-- begin Passage shown --

– It’ll Drive Next Big Surge in Demand for Bandwidth
– Quickly Crushes Rival Meerkat
The next big increase in demand for bandwidth will likely come from live video streaming services such as Meerkat, on which we reported last month and Twitter’s recently acquired Periscope service. Such services will increase demand for both down and up bandwidth.
Anyone with a Twitter account, and there are millions, will soon be able, easily and instantly, to send video streams and watch live videos streams from Twitter users anywhere in the world. The potential scope of such a service is enormous and may well consume the amount of bandwidth that 4K streams will soon use. Live streams will eventually be in 4K as 4K becomes a standard on mobile devices, probably causing bandwidth consumed to exceed that used by 4K OTT streams.
Periscope: surfacing in app download charts
Twitter’s new live streaming service Periscope, like Meerkat before it, allows users to send live video stream quickly and easily over the Net. It’s initially available on iOS devices but an Android app is expected soon, just as Meerkat has also promised. Twitter acquired Periscope in January 2015 for $100 million.
Periscope has several advantages over the previously launched Meerkat:
– Periscope videos are available for 24 hours after they have broadcast, unlike Meerkat’s whose streams disappear when the stream ends. Meerkat has promised a similar delayed replay feature.
– Periscope is owned by Twitter, which allows simultaneous Twitter texting during viewing. Meerkat had done that until two weeks ago when Twitter abruptly blocked it. Now we know why Twitter did that.
– Periscope is a natural adjunct, almost like an upgrade, to Twitter, whose universal use means that Periscope is immediately and easily available on millions of devices.
The applications for live video streaming are enormous, ranging from “selfies” to reporting to live sports and entertainment to live updates from remote locations to education and more.
The increasing availability of free Wi-Fi hotspots and low-cost 4G cellular services means that live streaming already has the infrastructure it needs to become a major app in the same way that Facebook, Google, Twitter and browsing have.

-- end Passage shown --

Given problem 1
Answer these questions using the passage on live video streaming:
(a) When did Twitter acquire Periscope, and for what price?
(b) For how long are Periscope videos available after they have been broadcast?
(c) According to the final paragraph, which two developments give live streaming the infrastructure it needs?

-- begin Stored rows --

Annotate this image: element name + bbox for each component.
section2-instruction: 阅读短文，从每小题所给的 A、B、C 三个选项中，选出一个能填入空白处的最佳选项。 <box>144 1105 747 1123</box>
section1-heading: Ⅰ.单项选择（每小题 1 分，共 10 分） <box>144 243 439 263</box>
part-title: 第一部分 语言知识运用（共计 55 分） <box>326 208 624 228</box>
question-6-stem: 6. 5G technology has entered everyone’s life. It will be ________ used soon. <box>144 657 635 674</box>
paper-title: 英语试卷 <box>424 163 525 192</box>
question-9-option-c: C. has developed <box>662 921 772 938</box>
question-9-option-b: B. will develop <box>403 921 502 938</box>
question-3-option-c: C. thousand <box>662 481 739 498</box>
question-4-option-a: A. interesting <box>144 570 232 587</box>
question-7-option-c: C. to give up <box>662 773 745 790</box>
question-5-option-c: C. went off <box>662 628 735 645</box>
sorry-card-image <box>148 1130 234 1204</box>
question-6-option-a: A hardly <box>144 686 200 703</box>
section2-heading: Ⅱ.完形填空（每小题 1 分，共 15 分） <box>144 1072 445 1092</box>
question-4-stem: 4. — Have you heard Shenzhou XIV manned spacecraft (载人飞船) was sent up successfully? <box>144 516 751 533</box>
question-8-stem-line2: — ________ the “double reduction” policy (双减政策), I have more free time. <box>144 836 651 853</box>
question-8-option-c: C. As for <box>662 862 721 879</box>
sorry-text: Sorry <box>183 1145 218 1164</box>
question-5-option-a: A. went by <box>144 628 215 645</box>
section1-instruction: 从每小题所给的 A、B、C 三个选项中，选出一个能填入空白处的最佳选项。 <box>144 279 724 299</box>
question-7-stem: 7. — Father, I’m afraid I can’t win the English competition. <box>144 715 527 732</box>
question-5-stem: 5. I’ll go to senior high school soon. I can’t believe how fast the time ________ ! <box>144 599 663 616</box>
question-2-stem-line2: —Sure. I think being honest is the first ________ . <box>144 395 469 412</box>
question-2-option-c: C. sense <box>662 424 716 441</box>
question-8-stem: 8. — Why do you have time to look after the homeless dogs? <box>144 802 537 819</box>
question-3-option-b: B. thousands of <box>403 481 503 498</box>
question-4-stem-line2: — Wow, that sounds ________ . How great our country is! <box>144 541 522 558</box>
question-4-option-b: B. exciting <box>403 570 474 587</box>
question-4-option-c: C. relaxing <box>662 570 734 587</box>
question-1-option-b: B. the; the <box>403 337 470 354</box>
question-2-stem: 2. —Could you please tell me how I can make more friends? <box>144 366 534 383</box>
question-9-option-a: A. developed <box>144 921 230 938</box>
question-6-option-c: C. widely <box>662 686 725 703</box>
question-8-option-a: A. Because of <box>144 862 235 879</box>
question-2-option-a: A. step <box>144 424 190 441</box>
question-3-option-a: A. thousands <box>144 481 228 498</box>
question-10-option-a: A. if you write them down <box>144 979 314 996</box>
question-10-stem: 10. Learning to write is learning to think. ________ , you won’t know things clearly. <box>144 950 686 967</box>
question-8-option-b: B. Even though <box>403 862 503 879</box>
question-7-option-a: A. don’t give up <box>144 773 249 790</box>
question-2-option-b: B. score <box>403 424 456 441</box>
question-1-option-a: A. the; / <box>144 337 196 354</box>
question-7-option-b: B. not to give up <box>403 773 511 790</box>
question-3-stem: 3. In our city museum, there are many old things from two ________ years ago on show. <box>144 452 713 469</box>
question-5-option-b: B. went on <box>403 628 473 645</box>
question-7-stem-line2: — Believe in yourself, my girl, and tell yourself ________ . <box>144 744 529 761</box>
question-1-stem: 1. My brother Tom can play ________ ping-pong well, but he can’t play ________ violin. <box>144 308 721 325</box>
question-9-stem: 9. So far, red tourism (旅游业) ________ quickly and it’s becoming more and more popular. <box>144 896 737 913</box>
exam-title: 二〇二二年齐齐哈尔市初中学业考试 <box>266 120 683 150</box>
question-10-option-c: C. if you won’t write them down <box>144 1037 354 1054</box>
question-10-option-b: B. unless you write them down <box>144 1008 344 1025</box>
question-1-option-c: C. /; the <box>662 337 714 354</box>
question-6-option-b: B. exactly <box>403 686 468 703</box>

-- end Stored rows --

Given problem 2
Change every "option" to "choice" in the listing, in the lines from its first line through the line containing "sorry-text: Sorry <box>183", both included. Reproduce only those lines, with nothing else altered.

Expected output 1
(a) Twitter acquired Periscope in January 2015 for $100 million.
(b) They are available for 24 hours after broadcast.
(c) The increasing availability of free Wi-Fi hotspots and low-cost 4G cellular services.

Expected output 2
Annotate this image: element name + bbox for each component.
section2-instruction: 阅读短文，从每小题所给的 A、B、C 三个选项中，选出一个能填入空白处的最佳选项。 <box>144 1105 747 1123</box>
section1-heading: Ⅰ.单项选择（每小题 1 分，共 10 分） <box>144 243 439 263</box>
part-title: 第一部分 语言知识运用（共计 55 分） <box>326 208 624 228</box>
question-6-stem: 6. 5G technology has entered everyone’s life. It will be ________ used soon. <box>144 657 635 674</box>
paper-title: 英语试卷 <box>424 163 525 192</box>
question-9-choice-c: C. has developed <box>662 921 772 938</box>
question-9-choice-b: B. will develop <box>403 921 502 938</box>
question-3-choice-c: C. thousand <box>662 481 739 498</box>
question-4-choice-a: A. interesting <box>144 570 232 587</box>
question-7-choice-c: C. to give up <box>662 773 745 790</box>
question-5-choice-c: C. went off <box>662 628 735 645</box>
sorry-card-image <box>148 1130 234 1204</box>
question-6-choice-a: A hardly <box>144 686 200 703</box>
section2-heading: Ⅱ.完形填空（每小题 1 分，共 15 分） <box>144 1072 445 1092</box>
question-4-stem: 4. — Have you heard Shenzhou XIV manned spacecraft (载人飞船) was sent up successfully? <box>144 516 751 533</box>
question-8-stem-line2: — ________ the “double reduction” policy (双减政策), I have more free time. <box>144 836 651 853</box>
question-8-choice-c: C. As for <box>662 862 721 879</box>
sorry-text: Sorry <box>183 1145 218 1164</box>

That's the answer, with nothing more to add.